## Problem description
Transcribe the material exactly. Images do not belong in the copy.

## Listed records

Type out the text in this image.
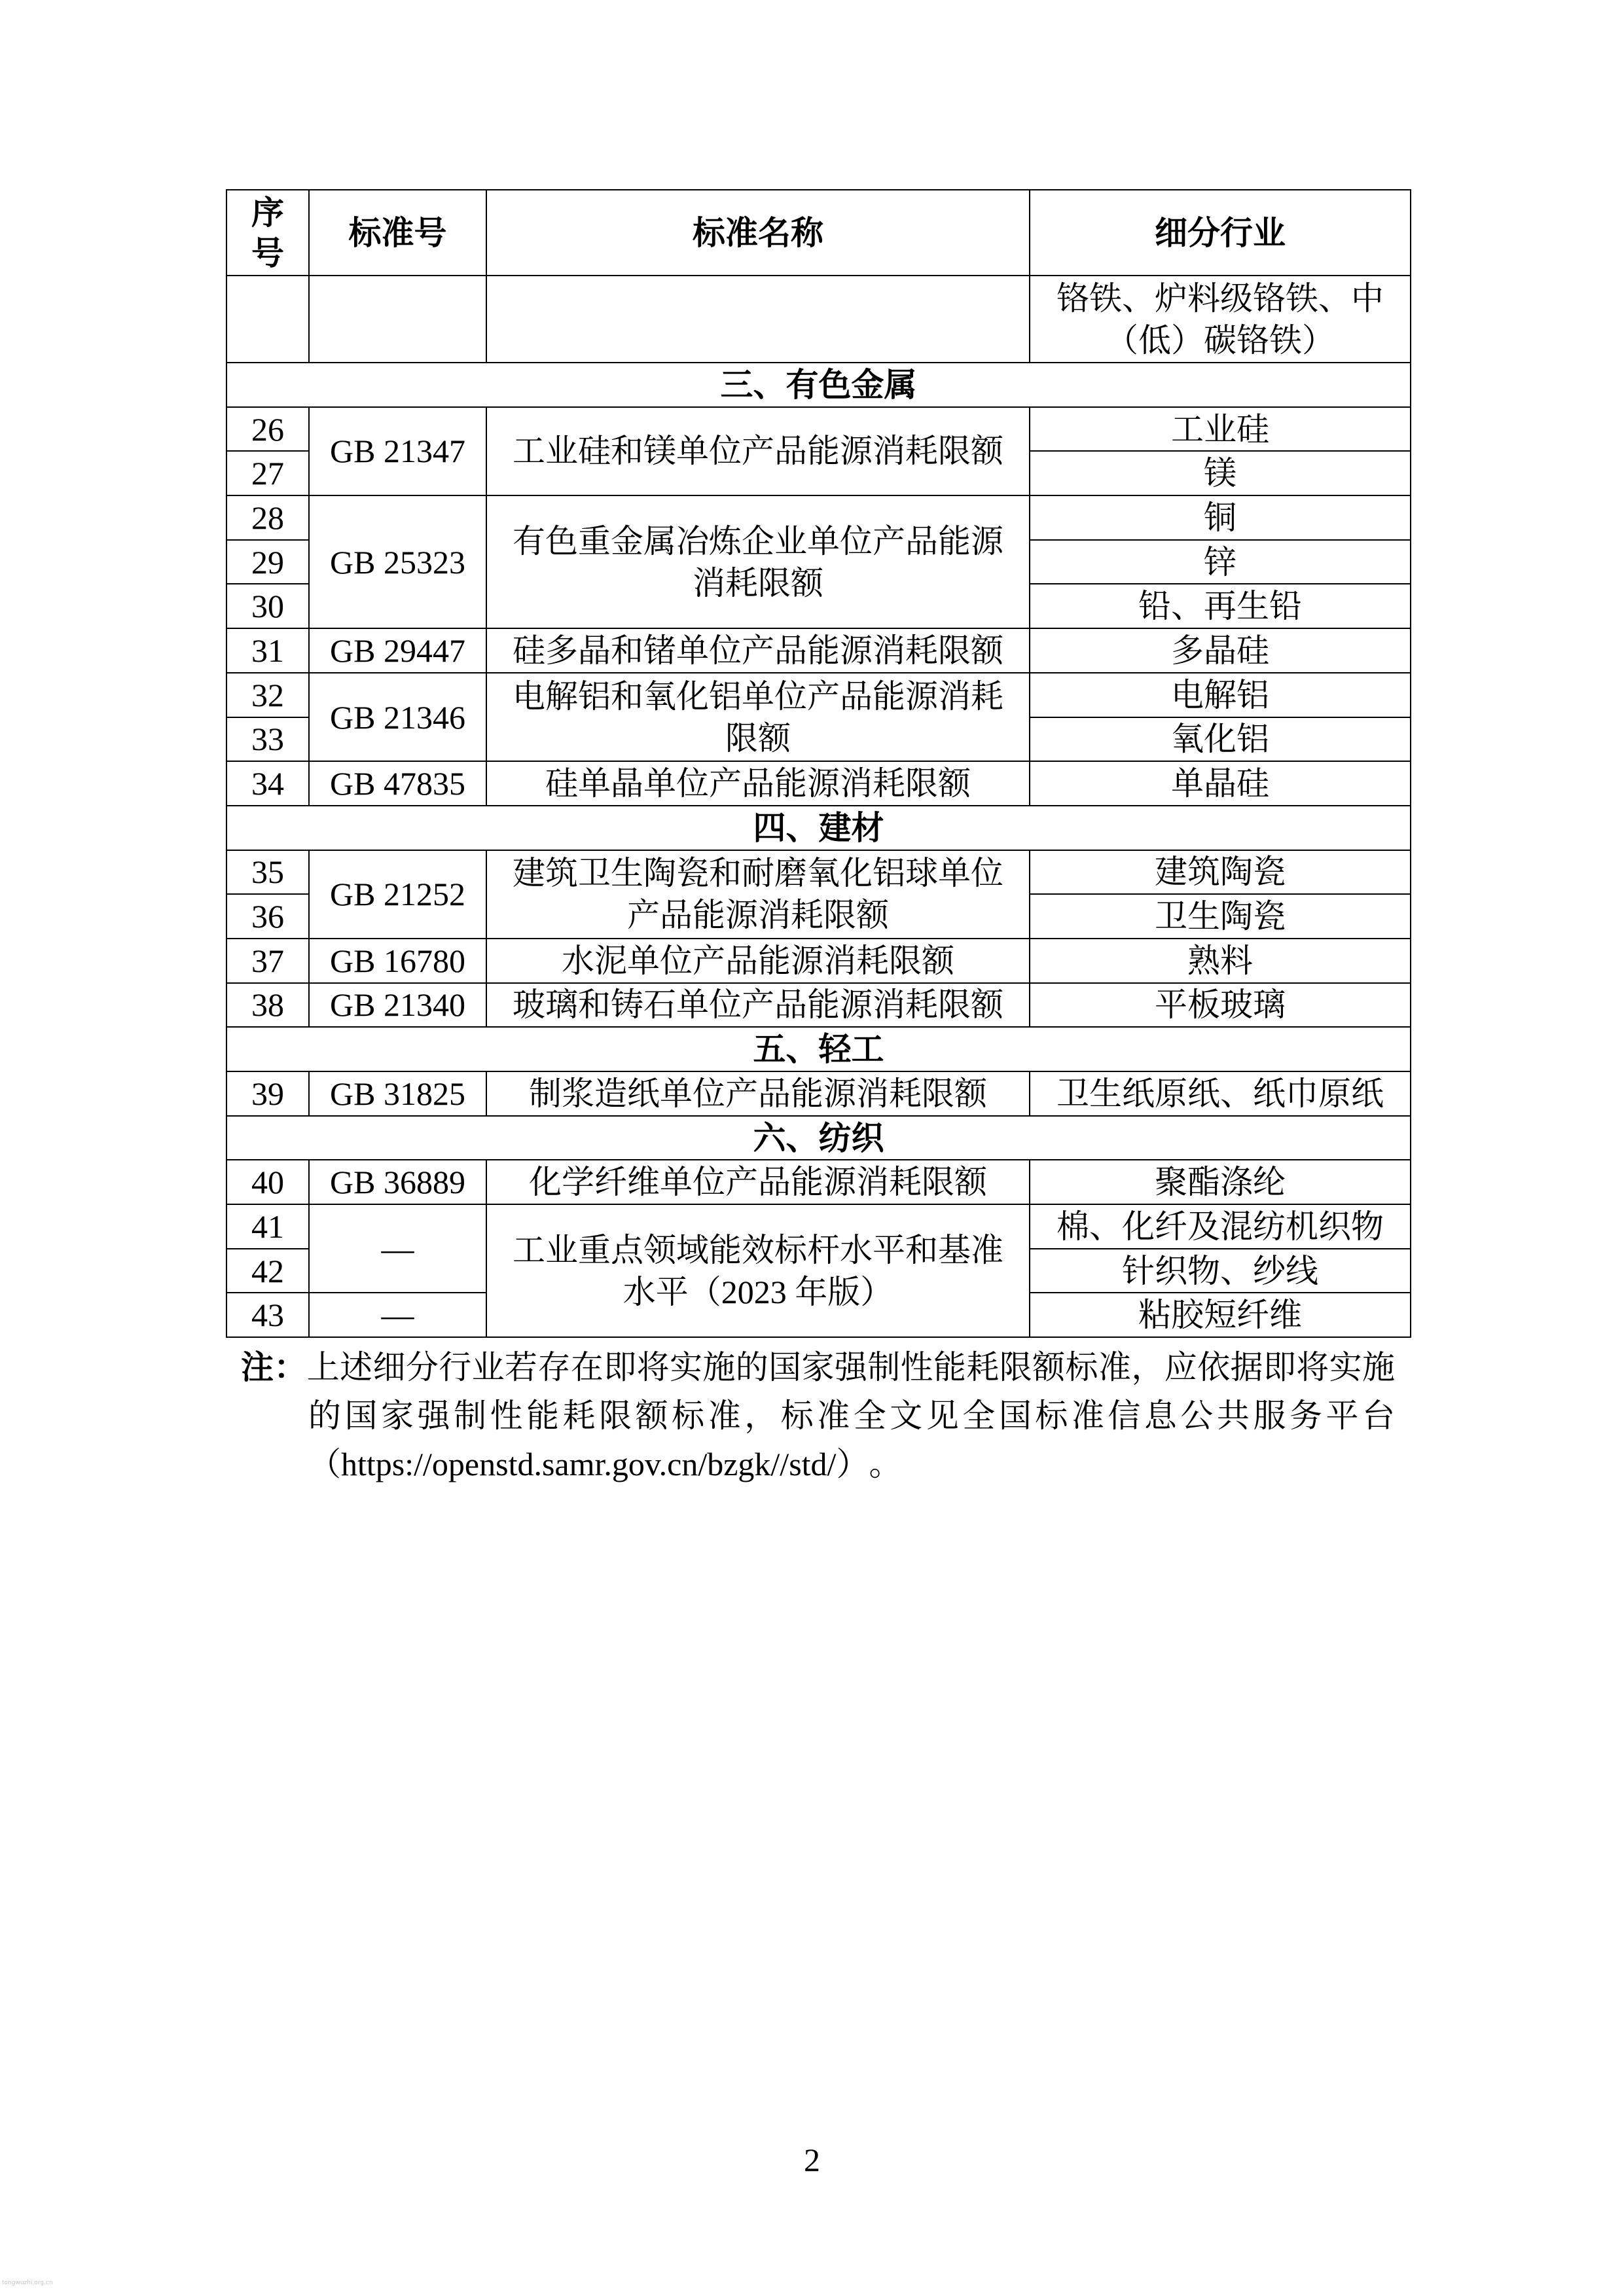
序号	标准号	标准名称	细分行业
			铬铁、炉料级铬铁、中（低）碳铬铁）
三、有色金属			
26	GB 21347	工业硅和镁单位产品能源消耗限额	工业硅
27			镁
28	GB 25323	有色重金属冶炼企业单位产品能源消耗限额	铜
29			锌
30			铅、再生铅
31	GB 29447	硅多晶和锗单位产品能源消耗限额	多晶硅
32	GB 21346	电解铝和氧化铝单位产品能源消耗限额	电解铝
33			氧化铝
34	GB 47835	硅单晶单位产品能源消耗限额	单晶硅
四、建材			
35	GB 21252	建筑卫生陶瓷和耐磨氧化铝球单位产品能源消耗限额	建筑陶瓷
36			卫生陶瓷
37	GB 16780	水泥单位产品能源消耗限额	熟料
38	GB 21340	玻璃和铸石单位产品能源消耗限额	平板玻璃
五、轻工			
39	GB 31825	制浆造纸单位产品能源消耗限额	卫生纸原纸、纸巾原纸
六、纺织			
40	GB 36889	化学纤维单位产品能源消耗限额	聚酯涤纶
41	—	工业重点领域能效标杆水平和基准水平（2023 年版）	棉、化纤及混纺机织物
42			针织物、纱线
43	—		粘胶短纤维

注：上述细分行业若存在即将实施的国家强制性能耗限额标准，应依据即将实施的国家强制性能耗限额标准，标准全文见全国标准信息公共服务平台（https://openstd.samr.gov.cn/bzgk//std/）。

2
tongwuzhi.org.cn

## Exercise answer
Type out the text in this image.
序号	标准号	标准名称	细分行业
			铬铁、炉料级铬铁、中（低）碳铬铁）
三、有色金属			
26	GB 21347	工业硅和镁单位产品能源消耗限额	工业硅
27			镁
28	GB 25323	有色重金属冶炼企业单位产品能源消耗限额	铜
29			锌
30			铅、再生铅
31	GB 29447	硅多晶和锗单位产品能源消耗限额	多晶硅
32	GB 21346	电解铝和氧化铝单位产品能源消耗限额	电解铝
33			氧化铝
34	GB 47835	硅单晶单位产品能源消耗限额	单晶硅
四、建材			
35	GB 21252	建筑卫生陶瓷和耐磨氧化铝球单位产品能源消耗限额	建筑陶瓷
36			卫生陶瓷
37	GB 16780	水泥单位产品能源消耗限额	熟料
38	GB 21340	玻璃和铸石单位产品能源消耗限额	平板玻璃
五、轻工			
39	GB 31825	制浆造纸单位产品能源消耗限额	卫生纸原纸、纸巾原纸
六、纺织			
40	GB 36889	化学纤维单位产品能源消耗限额	聚酯涤纶
41	—	工业重点领域能效标杆水平和基准水平（2023 年版）	棉、化纤及混纺机织物
42			针织物、纱线
43	—		粘胶短纤维

注：上述细分行业若存在即将实施的国家强制性能耗限额标准，应依据即将实施的国家强制性能耗限额标准，标准全文见全国标准信息公共服务平台（https://openstd.samr.gov.cn/bzgk//std/）。

2
tongwuzhi.org.cn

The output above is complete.